• Given problem:
Gather the lines from the material that contain "Raakavalkuainen".

• Data records:
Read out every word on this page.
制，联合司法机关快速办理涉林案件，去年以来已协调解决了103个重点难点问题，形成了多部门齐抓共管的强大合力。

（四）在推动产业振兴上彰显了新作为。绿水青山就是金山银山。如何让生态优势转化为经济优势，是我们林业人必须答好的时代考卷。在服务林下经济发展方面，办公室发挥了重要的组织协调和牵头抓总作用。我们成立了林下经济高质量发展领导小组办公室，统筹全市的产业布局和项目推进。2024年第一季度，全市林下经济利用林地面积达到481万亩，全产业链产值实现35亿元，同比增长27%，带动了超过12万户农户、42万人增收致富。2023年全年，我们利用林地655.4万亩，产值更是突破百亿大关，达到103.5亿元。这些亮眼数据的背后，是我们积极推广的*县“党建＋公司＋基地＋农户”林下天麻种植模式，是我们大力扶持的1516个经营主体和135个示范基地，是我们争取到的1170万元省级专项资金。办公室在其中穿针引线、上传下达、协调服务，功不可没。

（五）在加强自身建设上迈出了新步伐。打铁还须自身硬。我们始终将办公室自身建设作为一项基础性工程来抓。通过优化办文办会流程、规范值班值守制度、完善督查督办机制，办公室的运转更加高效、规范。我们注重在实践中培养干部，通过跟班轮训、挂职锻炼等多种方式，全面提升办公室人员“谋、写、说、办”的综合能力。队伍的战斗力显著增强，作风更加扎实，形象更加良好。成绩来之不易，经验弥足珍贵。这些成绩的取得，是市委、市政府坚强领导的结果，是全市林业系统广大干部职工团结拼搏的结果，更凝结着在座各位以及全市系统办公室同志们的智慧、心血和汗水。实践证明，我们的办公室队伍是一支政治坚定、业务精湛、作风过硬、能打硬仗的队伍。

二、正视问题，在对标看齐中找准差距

* * *

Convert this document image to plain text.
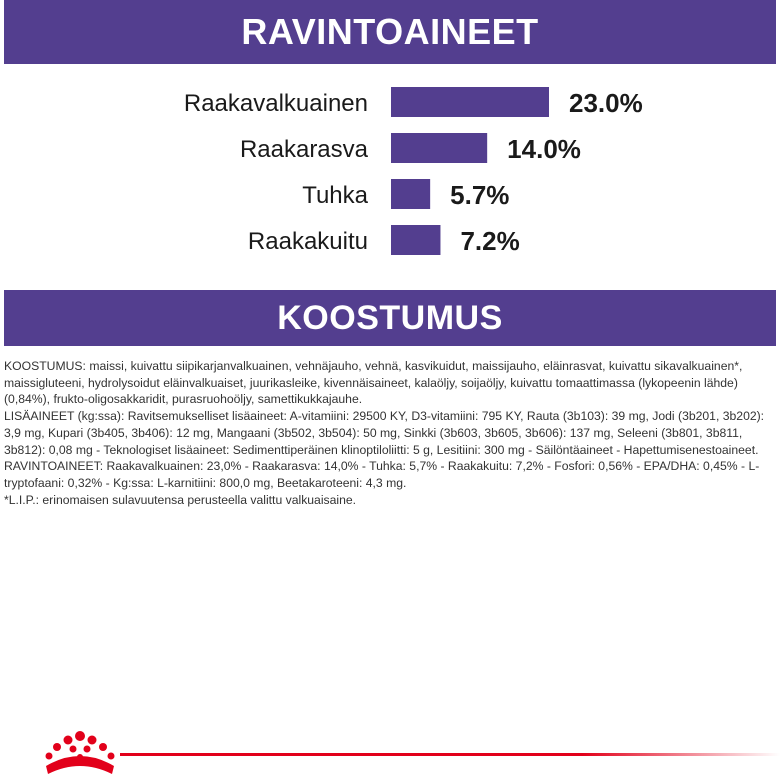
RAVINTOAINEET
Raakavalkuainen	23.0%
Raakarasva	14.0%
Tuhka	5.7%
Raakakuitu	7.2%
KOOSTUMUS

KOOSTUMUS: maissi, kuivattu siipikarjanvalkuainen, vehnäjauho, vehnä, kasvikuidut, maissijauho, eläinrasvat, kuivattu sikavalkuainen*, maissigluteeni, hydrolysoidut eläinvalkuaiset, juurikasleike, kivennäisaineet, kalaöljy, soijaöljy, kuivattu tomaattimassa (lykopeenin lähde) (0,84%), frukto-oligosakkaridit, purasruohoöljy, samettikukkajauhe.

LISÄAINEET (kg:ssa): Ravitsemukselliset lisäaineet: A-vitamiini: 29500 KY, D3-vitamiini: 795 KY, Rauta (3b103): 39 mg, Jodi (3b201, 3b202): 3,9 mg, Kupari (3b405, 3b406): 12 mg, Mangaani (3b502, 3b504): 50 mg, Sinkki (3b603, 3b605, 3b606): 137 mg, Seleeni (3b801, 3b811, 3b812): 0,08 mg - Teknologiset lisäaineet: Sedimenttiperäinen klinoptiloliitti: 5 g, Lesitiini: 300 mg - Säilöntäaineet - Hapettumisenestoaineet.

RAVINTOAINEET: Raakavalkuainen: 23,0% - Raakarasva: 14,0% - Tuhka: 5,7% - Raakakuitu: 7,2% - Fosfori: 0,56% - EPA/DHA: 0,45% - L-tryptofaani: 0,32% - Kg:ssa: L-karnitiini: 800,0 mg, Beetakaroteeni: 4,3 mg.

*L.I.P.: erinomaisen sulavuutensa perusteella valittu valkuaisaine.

==

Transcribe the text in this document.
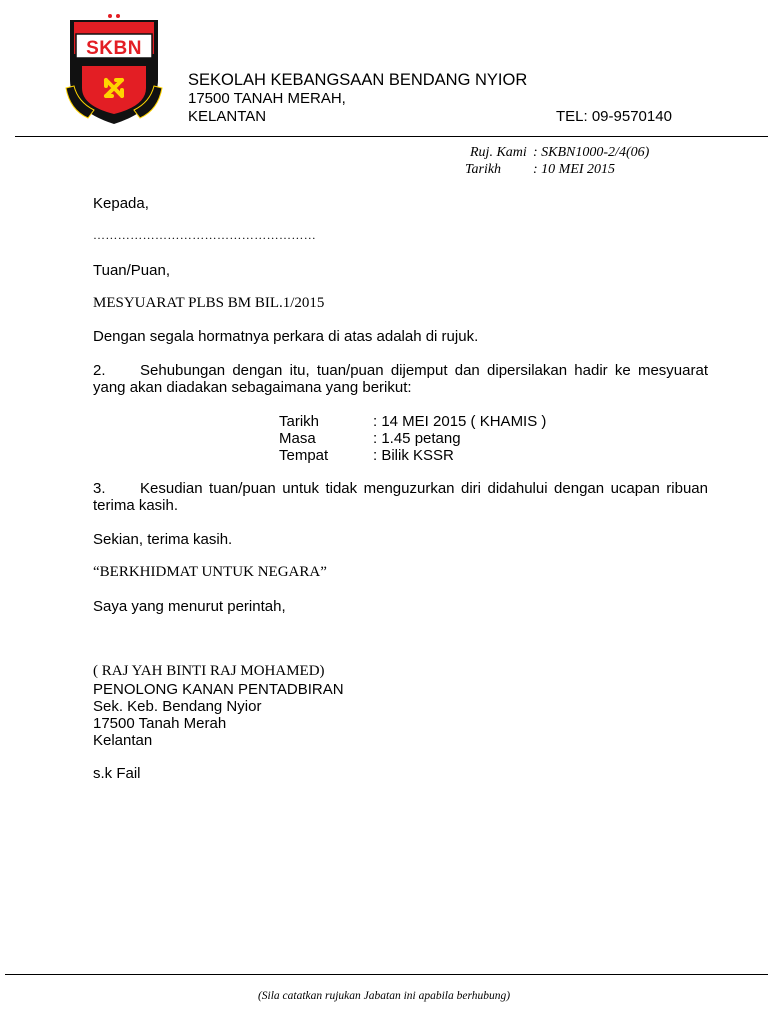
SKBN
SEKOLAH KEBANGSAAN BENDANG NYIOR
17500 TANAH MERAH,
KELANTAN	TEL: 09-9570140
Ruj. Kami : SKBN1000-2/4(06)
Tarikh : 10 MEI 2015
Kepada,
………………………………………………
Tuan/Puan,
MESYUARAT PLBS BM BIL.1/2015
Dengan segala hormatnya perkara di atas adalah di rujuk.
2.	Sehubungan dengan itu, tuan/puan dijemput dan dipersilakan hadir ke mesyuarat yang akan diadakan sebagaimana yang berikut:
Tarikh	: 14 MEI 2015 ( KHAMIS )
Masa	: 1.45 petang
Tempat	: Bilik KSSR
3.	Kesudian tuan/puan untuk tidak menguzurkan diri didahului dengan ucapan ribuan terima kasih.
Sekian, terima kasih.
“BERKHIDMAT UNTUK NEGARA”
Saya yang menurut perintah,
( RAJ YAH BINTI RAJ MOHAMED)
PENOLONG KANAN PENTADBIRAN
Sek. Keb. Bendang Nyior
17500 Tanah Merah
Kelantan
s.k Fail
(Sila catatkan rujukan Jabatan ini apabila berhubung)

• Finished task:
Raakavalkuainen	23.0%
RAVINTOAINEET: Raakavalkuainen: 23,0% - Raakarasva: 14,0% - Tuhka: 5,7% - Raakakuitu: 7,2% - Fosfori: 0,56% - EPA/DHA: 0,45% - L-tryptofaani: 0,32% - Kg:ssa: L-karnitiini: 800,0 mg, Beetakaroteeni: 4,3 mg.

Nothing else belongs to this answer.